- [Given instruction 1]
Answer these about the article on vacations and productivity:
(a) In the 2010 survey, how many vacation days did the average American accumulate, and how many did they use?
(b) Which newspaper does Phyllis Korkki write for?
(c) What kind of physician is Natasha Withers?
- [Given instruction 2]
Swap "ostensibly" for "seemingly" in the article on vacations and productivity. Then write out the part that opens with the words containing "Some might argue" and closes with "working too hard.".
- [Given instruction 3]
Pick up the article on vacations and productivity from where it stops, and keep writing.

## Begin Provided passage

It’s Proven That You’d Be More Productive If You Took More Vacations
Americans are obsessed with work. We are addicted to the rat race. Indeed, we are living to work, rather than working to live.
In fact, the United States is the only country in the developed world that doesn't require employers to provide paid vacation time. Around one out of four Americans goes without paid vacation time all together.
Even when Americans are offered vacation time, they don't take full advantage of it. A 2010 survey revealed that the average American accumulates 18 vacation days and uses only 16.
What’s the point of making money if you never take the time to enjoy it?
Some might argue that Americans should be proud of this ostensibly strong work ethic. Yet, the fact of the matter is that overworking is negatively impacting both America's happiness and productivity. Consequently, the US economy is also suffering.
As Derek Thompson puts it for the Atlantic:
We mistakenly believe that more hours will always increase output, while ignoring the clear evidence:
The secret to being an effective worker is not working too hard.
In short, Americans need to learn how to relax. Humans are not meant to spend the majority of their lives in an office. We need sunshine, fresh air, rest and relaxation.
Taking A Vacation Is Good For Your Health And Productivity
It's apparent that many people are of the opinion that more work equals greater productivity.
In truth, work breaks, even little ones, are proven to improve efficiency greatly. As Phyllis Korkki notes for the New York Times: “A growing body of evidence shows that taking regular breaks from mental tasks improves productivity and creativity — and that skipping breaks can lead to stress and exhaustion.”
This is precisely why extended breaks from work, or vacations, are of the utmost important. Our brains need a break from the daily stress of the workplace. Simply put, they need time to recharge. As New York primary care physician Natasha Withers told ABC News:
Rest, relaxation, and stress reduction are very important for people’s well-being and health.
This can be accomplished through daily activities, such as exercise and meditation, but vacation is an important part of this as well.

## End Provided passage
## Begin Dataset excerpts

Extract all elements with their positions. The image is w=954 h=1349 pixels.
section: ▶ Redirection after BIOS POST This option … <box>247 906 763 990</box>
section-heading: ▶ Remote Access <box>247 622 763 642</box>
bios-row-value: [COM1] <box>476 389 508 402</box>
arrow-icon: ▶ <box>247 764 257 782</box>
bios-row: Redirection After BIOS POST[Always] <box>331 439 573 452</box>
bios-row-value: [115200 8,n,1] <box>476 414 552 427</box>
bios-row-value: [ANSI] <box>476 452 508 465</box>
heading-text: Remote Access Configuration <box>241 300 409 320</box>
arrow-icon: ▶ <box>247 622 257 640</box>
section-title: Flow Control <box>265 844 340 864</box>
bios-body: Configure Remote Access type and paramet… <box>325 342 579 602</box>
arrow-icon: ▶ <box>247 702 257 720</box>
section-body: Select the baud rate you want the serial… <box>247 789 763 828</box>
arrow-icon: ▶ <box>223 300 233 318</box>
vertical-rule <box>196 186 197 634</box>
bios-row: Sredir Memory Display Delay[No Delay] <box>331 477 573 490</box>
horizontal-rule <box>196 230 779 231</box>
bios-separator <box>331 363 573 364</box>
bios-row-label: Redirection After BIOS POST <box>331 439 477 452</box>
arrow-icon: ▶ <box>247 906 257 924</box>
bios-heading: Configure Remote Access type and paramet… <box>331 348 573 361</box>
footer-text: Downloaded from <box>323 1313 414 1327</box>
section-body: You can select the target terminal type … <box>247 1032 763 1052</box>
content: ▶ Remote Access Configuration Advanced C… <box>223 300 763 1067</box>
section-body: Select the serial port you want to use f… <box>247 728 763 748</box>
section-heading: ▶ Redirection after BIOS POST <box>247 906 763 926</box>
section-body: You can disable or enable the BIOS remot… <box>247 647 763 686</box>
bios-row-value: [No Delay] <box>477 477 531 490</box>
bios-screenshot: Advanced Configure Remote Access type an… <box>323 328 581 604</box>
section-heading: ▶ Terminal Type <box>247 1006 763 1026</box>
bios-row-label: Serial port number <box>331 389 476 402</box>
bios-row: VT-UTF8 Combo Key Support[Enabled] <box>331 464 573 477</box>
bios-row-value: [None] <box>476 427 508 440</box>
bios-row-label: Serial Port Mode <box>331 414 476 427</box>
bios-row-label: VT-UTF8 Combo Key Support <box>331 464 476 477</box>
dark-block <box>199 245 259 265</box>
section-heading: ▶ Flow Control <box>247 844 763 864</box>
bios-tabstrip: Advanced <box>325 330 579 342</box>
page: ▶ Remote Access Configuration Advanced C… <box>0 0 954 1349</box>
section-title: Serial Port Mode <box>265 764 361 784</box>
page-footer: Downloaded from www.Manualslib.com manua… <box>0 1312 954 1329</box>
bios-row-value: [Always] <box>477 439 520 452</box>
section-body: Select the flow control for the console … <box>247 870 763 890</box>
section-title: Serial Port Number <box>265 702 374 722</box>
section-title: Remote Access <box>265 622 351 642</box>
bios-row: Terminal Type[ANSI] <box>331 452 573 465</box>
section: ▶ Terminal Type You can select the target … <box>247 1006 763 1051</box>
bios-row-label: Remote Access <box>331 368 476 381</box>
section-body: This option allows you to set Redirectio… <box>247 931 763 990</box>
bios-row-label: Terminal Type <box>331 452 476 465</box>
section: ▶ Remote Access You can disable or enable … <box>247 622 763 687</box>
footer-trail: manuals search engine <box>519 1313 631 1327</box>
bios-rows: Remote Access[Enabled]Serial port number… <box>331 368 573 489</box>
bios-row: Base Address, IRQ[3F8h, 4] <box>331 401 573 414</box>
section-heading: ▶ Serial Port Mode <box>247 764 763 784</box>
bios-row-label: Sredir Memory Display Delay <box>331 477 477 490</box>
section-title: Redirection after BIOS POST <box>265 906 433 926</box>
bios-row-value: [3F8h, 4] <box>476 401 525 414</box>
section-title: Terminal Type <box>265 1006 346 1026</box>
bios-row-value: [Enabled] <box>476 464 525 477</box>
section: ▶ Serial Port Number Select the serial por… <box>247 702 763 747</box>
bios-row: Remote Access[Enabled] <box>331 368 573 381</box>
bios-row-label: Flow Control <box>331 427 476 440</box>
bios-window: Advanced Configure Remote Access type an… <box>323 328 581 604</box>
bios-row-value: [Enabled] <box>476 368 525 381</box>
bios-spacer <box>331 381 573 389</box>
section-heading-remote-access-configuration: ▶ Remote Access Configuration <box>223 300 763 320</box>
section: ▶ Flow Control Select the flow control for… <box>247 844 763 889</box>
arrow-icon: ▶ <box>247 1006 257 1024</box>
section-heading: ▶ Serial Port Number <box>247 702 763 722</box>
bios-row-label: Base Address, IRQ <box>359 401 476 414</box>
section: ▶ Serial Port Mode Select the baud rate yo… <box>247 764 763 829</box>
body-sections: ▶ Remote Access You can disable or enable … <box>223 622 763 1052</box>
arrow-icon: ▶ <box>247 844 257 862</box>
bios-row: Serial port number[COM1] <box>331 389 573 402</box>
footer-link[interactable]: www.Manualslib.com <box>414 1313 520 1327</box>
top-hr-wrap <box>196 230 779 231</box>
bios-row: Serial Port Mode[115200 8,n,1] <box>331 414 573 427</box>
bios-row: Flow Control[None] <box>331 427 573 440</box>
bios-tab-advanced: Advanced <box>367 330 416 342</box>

## End Dataset excerpts

- [Output 1]
(a) They accumulated 18 vacation days and used only 16.
(b) The New York Times.
(c) She is a New York primary care physician.

- [Output 2]
Some might argue that Americans should be proud of this seemingly strong work ethic. Yet, the fact of the matter is that overworking is negatively impacting both America's happiness and productivity. Consequently, the US economy is also suffering.
As Derek Thompson puts it for the Atlantic:
We mistakenly believe that more hours will always increase output, while ignoring the clear evidence:
The secret to being an effective worker is not working too hard.

- [Output 3]
Thus, vacations are necessary to sustain both mental and physical health, and, in turn, productivity.
Comparatively, Europeans, who receive decidedly more vacation days (and actually use them), live longer and spend less on healthcare than Americans.
Simultaneously, it’s apparent that the US economy would greatly benefit from Americans taking more vacation time.
Help Out The Economy By Going On Vacation
There is evidence that vacations not only improve the happiness of those who take them, but also those around them upon their return. Studies have shown that happiness is contagious. It’s also good for business.
Research from the Harvard Business Review has suggested that when employees are happy, they are not only more productive, but also more creative and collaborative. This can translate into higher sales for businesses. As Martin Zwilling contends for Forbes:
Believe it or not, it is possible for employees in business, as well as entrepreneurs, to be both happy and productive.
As a business, happy employees lead to success, more than success leads to happiness.
Furthermore, happy employees are not only good for individual businesses, but the economy as a whole. Overworking leads to stress, and stress can lead to depression. It’s estimated that US workplaces lose $23 billion annually as a consequence of depression-related absenteeism amongst American workers.
Likewise, a recent study from Oxford Economics suggests that if Americans used all of their vacation days the economy would benefit from more than $160 billion in total business sales and $21 billion in tax revenues. Additionally, spending this could lead to 1.2 million jobs in multiple industries.
It’s time for the United States to adopt a national policy requiring all employers to offer paid vacation days.
Concurrently, Americans need to reassess their perceptions surrounding the relationship between time spent working and productivity. In turn, they will find that they’re healthier, happier and better at their jobs.
It’s true that we all have to pay the bills, and most of us find a great sense of fulfillment via our jobs. Yet, life is fleeting, and it will slip past you if you’re not careful. There is a world to be explored beyond your place of work.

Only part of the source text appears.